> [THE TASK] Copy all lines of the listing that include the string "siegen".
--- Start GIVEN DATA ---
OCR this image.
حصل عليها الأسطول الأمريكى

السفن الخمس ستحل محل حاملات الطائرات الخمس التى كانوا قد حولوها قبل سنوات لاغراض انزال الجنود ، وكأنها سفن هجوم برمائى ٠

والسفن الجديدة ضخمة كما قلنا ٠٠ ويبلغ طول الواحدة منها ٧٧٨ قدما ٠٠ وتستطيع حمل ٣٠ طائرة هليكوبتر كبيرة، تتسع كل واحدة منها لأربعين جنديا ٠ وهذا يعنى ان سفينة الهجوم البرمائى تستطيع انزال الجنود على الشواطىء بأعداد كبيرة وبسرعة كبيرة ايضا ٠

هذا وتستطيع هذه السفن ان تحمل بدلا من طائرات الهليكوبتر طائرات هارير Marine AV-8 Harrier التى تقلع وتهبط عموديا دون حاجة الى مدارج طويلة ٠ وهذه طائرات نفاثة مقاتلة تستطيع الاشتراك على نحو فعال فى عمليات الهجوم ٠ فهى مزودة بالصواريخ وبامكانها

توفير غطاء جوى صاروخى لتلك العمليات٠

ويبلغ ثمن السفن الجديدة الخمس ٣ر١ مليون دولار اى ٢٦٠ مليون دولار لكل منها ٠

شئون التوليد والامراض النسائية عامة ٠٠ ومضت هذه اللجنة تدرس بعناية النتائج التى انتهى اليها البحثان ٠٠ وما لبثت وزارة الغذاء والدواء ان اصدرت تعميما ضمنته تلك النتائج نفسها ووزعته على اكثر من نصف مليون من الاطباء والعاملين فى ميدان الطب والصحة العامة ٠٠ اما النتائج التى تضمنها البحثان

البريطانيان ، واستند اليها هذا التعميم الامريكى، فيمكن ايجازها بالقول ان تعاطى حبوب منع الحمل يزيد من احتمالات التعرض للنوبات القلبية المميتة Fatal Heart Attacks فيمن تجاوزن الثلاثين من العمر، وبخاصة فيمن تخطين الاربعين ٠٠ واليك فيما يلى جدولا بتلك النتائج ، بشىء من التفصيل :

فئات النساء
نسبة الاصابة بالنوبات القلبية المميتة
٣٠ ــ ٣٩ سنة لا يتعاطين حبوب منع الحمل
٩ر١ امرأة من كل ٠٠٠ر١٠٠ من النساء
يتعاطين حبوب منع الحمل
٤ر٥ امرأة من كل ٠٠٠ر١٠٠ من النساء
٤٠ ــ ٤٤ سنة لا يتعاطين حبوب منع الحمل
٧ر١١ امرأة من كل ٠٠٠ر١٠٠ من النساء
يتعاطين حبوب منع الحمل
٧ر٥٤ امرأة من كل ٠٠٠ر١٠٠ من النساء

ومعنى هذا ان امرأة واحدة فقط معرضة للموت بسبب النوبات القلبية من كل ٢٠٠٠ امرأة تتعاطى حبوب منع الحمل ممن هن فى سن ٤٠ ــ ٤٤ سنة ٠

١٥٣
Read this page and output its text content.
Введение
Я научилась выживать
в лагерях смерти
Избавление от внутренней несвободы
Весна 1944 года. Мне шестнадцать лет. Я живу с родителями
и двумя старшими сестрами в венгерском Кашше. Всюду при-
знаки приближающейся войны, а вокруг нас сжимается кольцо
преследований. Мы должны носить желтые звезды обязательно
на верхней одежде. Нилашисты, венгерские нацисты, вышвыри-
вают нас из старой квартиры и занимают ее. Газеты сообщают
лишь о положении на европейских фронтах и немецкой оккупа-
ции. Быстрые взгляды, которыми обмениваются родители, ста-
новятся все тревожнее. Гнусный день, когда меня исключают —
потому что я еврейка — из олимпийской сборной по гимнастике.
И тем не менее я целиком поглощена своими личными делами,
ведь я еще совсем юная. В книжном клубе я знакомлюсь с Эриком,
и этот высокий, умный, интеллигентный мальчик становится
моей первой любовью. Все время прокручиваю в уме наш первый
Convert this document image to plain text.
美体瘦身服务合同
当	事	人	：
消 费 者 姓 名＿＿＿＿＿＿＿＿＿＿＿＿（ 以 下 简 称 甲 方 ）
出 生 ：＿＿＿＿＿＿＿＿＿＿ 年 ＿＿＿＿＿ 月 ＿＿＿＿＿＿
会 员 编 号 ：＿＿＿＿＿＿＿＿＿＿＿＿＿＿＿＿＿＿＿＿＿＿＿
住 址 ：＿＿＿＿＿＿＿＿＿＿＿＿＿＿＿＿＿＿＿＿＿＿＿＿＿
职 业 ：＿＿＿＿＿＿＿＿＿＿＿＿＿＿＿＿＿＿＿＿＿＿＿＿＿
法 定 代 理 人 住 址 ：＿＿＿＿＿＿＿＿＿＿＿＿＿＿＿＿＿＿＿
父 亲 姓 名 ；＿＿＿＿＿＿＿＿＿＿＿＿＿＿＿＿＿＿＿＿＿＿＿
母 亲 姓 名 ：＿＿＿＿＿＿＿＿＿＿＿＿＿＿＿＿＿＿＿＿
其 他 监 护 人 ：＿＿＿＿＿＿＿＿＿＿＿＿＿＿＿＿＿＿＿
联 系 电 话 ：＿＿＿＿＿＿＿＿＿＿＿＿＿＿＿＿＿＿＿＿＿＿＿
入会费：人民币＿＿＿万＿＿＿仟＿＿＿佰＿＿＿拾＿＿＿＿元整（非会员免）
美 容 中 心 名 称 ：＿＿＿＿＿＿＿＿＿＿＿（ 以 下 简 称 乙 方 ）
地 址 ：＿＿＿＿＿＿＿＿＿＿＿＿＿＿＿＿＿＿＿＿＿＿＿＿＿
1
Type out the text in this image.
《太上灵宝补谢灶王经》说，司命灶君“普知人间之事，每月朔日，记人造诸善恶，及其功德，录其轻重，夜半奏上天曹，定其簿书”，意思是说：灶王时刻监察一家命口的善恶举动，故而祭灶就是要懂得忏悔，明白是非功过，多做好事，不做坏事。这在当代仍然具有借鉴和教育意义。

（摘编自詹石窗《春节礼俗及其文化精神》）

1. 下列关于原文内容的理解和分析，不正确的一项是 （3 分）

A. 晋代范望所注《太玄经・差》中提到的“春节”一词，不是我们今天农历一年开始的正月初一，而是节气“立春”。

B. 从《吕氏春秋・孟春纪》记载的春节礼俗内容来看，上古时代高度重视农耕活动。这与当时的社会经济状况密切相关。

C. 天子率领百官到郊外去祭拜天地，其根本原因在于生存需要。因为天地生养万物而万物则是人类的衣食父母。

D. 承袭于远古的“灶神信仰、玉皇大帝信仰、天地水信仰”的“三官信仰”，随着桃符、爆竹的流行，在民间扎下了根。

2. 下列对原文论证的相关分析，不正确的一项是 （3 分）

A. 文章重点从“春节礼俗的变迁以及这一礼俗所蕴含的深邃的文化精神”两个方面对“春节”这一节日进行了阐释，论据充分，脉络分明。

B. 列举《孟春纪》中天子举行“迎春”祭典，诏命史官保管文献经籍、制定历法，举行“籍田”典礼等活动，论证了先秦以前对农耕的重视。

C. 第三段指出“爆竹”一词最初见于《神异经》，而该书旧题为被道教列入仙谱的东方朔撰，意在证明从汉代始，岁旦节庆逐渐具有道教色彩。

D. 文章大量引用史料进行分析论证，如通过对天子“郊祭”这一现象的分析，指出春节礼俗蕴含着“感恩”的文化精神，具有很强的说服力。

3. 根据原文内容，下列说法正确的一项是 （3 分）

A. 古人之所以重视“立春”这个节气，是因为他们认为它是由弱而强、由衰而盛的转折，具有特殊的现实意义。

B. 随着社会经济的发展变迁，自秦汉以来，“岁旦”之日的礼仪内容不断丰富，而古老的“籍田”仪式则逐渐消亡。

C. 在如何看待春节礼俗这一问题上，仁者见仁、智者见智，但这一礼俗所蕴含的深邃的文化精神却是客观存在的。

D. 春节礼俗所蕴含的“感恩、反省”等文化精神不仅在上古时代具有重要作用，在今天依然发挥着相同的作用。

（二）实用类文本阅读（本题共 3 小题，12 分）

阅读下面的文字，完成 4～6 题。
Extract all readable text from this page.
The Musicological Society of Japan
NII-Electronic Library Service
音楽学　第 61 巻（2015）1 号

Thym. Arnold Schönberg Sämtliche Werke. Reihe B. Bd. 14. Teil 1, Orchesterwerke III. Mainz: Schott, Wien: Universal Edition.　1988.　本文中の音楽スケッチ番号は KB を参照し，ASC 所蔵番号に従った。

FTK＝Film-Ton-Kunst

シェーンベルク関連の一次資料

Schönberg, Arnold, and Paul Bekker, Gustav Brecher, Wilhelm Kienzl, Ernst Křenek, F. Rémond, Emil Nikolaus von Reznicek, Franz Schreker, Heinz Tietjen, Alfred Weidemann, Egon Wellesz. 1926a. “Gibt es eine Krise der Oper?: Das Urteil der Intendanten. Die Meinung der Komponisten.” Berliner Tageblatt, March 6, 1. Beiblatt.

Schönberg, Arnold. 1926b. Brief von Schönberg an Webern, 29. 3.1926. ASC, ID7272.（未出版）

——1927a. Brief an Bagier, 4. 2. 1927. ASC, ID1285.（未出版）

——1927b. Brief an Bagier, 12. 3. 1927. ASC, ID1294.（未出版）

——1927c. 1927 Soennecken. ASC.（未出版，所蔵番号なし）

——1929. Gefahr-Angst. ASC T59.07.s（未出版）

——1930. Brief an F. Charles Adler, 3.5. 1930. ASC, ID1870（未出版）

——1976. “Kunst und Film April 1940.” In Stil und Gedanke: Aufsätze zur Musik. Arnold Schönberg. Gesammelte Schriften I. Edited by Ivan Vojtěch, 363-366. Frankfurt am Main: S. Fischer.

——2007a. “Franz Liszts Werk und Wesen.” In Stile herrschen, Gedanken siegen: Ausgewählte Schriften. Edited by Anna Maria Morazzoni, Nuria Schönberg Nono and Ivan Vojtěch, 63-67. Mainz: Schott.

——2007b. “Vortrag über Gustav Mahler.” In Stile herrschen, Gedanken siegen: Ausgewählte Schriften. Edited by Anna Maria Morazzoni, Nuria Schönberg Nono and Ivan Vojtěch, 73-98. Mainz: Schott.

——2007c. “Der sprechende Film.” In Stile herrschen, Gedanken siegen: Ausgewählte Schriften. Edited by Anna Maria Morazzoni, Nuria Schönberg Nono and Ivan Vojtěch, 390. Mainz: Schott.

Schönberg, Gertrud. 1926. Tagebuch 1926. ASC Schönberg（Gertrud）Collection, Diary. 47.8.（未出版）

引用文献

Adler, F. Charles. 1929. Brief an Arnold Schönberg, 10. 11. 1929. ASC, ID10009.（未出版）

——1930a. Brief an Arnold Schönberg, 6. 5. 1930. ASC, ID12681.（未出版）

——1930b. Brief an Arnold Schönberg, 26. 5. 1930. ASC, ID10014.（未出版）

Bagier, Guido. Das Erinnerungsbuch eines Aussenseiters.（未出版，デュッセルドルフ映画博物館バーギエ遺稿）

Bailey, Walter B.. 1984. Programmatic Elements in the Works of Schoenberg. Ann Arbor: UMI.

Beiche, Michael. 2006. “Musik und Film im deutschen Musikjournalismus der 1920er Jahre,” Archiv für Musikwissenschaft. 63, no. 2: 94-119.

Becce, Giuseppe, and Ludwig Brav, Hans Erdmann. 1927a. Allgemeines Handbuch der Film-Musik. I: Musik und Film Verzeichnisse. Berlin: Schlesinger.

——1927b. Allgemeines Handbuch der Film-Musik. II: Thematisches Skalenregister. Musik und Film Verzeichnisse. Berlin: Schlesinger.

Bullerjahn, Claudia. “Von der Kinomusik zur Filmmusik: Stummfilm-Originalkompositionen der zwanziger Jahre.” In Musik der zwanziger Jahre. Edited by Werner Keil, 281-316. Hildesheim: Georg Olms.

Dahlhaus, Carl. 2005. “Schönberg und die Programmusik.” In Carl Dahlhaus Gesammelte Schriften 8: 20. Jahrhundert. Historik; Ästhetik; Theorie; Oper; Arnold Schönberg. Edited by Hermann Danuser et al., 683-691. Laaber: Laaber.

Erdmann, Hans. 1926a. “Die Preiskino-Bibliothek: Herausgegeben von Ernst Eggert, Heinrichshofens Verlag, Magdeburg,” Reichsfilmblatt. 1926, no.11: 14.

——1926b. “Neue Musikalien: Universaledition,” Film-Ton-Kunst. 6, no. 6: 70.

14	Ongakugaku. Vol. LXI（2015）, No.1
--- End GIVEN DATA ---
> [TASK ANSWER]
——2007a. “Franz Liszts Werk und Wesen.” In Stile herrschen, Gedanken siegen: Ausgewählte Schriften. Edited by Anna Maria Morazzoni, Nuria Schönberg Nono and Ivan Vojtěch, 63-67. Mainz: Schott.
——2007b. “Vortrag über Gustav Mahler.” In Stile herrschen, Gedanken siegen: Ausgewählte Schriften. Edited by Anna Maria Morazzoni, Nuria Schönberg Nono and Ivan Vojtěch, 73-98. Mainz: Schott.
——2007c. “Der sprechende Film.” In Stile herrschen, Gedanken siegen: Ausgewählte Schriften. Edited by Anna Maria Morazzoni, Nuria Schönberg Nono and Ivan Vojtěch, 390. Mainz: Schott.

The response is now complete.